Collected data
★ ★ ★ ★

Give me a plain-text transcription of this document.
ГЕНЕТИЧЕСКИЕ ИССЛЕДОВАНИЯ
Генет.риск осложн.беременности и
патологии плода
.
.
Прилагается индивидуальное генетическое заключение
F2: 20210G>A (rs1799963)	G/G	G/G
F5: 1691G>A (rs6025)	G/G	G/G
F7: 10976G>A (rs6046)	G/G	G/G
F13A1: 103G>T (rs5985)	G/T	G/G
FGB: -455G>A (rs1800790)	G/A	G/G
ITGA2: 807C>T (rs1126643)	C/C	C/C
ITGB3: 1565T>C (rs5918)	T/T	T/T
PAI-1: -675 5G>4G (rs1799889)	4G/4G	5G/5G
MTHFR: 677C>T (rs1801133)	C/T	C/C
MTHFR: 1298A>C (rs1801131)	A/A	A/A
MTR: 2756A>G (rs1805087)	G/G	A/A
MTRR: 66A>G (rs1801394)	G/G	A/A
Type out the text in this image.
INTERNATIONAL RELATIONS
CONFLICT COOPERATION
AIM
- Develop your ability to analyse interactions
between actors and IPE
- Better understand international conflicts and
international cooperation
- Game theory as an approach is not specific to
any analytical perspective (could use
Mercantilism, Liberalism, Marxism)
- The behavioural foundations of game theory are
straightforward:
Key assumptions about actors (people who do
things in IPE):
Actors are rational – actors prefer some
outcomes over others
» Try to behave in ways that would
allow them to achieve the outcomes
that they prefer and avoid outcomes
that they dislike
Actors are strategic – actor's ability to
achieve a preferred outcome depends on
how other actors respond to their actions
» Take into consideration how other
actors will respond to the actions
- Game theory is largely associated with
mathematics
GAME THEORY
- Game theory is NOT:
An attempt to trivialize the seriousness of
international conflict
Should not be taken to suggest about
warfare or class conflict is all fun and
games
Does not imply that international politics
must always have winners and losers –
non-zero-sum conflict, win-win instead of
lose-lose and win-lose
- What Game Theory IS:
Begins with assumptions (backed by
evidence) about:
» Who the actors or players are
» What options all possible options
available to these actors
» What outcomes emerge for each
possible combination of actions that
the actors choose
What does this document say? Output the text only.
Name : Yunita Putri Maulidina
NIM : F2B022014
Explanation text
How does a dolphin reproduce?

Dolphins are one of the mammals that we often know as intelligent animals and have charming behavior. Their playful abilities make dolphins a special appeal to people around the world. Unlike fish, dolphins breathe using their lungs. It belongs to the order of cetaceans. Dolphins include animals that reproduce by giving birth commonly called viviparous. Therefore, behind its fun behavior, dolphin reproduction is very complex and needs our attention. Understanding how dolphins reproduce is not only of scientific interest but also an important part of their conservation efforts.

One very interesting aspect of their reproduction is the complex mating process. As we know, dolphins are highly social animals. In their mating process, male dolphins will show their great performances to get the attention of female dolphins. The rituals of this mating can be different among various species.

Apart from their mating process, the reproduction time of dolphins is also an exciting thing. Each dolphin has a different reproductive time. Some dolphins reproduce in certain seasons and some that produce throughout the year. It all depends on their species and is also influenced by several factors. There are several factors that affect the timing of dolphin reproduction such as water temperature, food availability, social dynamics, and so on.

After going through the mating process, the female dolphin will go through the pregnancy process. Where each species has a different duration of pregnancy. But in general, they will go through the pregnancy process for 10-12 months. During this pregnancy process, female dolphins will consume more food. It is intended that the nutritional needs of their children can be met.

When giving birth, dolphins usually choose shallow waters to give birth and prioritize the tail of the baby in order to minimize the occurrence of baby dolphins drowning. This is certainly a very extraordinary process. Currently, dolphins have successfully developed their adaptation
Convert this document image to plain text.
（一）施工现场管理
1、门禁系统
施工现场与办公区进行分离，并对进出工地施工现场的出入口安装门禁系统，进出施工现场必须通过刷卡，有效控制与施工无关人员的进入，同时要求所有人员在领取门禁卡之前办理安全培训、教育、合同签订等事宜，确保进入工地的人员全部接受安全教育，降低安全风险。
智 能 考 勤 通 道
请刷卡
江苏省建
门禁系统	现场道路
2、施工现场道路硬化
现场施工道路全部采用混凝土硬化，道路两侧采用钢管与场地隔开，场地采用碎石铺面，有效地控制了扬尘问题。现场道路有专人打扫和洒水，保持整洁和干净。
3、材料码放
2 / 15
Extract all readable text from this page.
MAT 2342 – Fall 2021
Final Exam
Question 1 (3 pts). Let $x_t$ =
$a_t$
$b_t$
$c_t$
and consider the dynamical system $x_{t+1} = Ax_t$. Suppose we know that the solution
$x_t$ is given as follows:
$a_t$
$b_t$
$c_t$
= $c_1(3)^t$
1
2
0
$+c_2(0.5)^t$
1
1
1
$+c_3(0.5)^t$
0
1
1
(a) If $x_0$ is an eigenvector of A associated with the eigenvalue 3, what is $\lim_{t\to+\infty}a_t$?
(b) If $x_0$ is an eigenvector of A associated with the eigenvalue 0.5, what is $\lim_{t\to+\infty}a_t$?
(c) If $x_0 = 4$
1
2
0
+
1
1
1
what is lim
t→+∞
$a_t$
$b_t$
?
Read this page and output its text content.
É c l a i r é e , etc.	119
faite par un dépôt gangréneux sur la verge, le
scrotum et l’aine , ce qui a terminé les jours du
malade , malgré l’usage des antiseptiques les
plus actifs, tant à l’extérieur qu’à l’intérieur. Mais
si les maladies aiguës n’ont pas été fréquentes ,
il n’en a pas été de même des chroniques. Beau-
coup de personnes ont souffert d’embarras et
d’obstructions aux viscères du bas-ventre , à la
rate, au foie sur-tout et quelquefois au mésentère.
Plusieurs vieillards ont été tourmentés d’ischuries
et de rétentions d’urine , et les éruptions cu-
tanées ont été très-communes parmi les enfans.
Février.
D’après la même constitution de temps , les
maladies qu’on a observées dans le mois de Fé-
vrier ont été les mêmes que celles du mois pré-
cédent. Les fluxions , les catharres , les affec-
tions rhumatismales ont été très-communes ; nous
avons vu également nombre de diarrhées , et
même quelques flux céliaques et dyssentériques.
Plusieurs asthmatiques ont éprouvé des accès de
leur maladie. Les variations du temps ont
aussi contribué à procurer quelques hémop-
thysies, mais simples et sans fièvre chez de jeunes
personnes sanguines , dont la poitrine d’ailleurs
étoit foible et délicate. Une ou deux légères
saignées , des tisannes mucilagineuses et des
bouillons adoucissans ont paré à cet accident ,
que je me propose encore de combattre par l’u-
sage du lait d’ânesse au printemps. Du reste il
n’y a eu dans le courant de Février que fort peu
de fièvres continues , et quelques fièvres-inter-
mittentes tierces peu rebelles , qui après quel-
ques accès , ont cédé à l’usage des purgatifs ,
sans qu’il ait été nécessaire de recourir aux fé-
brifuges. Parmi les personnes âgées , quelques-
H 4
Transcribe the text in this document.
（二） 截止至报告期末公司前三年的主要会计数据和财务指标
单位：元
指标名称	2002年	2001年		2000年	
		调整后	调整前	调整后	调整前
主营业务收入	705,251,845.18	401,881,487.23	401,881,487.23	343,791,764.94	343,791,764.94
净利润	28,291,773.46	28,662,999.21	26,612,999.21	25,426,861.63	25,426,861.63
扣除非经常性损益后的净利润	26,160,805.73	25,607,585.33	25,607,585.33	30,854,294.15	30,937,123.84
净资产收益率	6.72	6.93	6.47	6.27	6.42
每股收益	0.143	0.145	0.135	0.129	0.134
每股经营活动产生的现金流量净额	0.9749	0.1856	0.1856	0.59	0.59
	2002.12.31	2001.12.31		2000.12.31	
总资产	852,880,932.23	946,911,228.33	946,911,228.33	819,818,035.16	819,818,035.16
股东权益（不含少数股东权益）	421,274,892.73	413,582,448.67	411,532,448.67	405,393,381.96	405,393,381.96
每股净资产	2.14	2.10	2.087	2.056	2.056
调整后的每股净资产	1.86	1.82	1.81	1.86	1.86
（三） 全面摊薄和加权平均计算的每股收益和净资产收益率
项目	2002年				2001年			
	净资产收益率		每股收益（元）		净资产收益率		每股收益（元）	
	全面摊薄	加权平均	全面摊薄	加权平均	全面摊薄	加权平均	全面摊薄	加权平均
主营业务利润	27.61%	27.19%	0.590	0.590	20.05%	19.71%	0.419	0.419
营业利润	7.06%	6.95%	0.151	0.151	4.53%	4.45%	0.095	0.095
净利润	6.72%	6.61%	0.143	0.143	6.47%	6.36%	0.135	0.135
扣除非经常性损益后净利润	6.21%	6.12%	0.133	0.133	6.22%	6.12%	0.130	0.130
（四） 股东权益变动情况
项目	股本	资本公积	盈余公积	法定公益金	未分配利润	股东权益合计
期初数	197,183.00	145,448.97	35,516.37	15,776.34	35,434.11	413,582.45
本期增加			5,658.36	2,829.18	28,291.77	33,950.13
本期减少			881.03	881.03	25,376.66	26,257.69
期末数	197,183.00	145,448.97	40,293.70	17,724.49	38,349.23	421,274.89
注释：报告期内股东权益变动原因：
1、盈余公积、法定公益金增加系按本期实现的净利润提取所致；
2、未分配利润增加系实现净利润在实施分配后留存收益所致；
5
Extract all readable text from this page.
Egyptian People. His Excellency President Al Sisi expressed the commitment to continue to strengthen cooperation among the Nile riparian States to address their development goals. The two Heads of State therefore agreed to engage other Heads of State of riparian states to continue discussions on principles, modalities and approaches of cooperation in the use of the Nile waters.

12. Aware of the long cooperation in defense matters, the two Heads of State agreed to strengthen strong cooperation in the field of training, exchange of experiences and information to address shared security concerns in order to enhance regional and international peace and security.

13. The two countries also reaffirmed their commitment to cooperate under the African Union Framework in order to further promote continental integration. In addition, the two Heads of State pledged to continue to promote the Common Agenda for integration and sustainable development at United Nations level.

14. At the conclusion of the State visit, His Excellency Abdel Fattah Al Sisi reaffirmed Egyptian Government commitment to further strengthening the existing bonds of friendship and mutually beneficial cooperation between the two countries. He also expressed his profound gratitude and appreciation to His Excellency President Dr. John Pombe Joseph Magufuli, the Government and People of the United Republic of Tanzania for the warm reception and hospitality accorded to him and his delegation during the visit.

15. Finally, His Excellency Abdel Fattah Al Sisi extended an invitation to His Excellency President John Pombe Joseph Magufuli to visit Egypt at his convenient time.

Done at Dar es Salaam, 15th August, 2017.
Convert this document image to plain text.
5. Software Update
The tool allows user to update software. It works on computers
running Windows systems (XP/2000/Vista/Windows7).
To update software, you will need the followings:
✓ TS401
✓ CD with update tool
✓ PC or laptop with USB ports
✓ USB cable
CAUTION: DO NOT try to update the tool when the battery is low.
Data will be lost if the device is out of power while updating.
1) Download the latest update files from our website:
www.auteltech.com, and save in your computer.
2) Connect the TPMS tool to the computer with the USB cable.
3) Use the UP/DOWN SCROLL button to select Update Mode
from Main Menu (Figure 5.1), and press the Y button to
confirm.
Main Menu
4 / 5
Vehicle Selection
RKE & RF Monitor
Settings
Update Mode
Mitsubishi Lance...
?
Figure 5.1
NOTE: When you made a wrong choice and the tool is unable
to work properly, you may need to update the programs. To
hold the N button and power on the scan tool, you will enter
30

★ ★ ★ ★

PROBLEM TO SOLVE = Say how many lines in this material hold "盈余公积", and say nothing else.

CORRECT RESPONSE = 2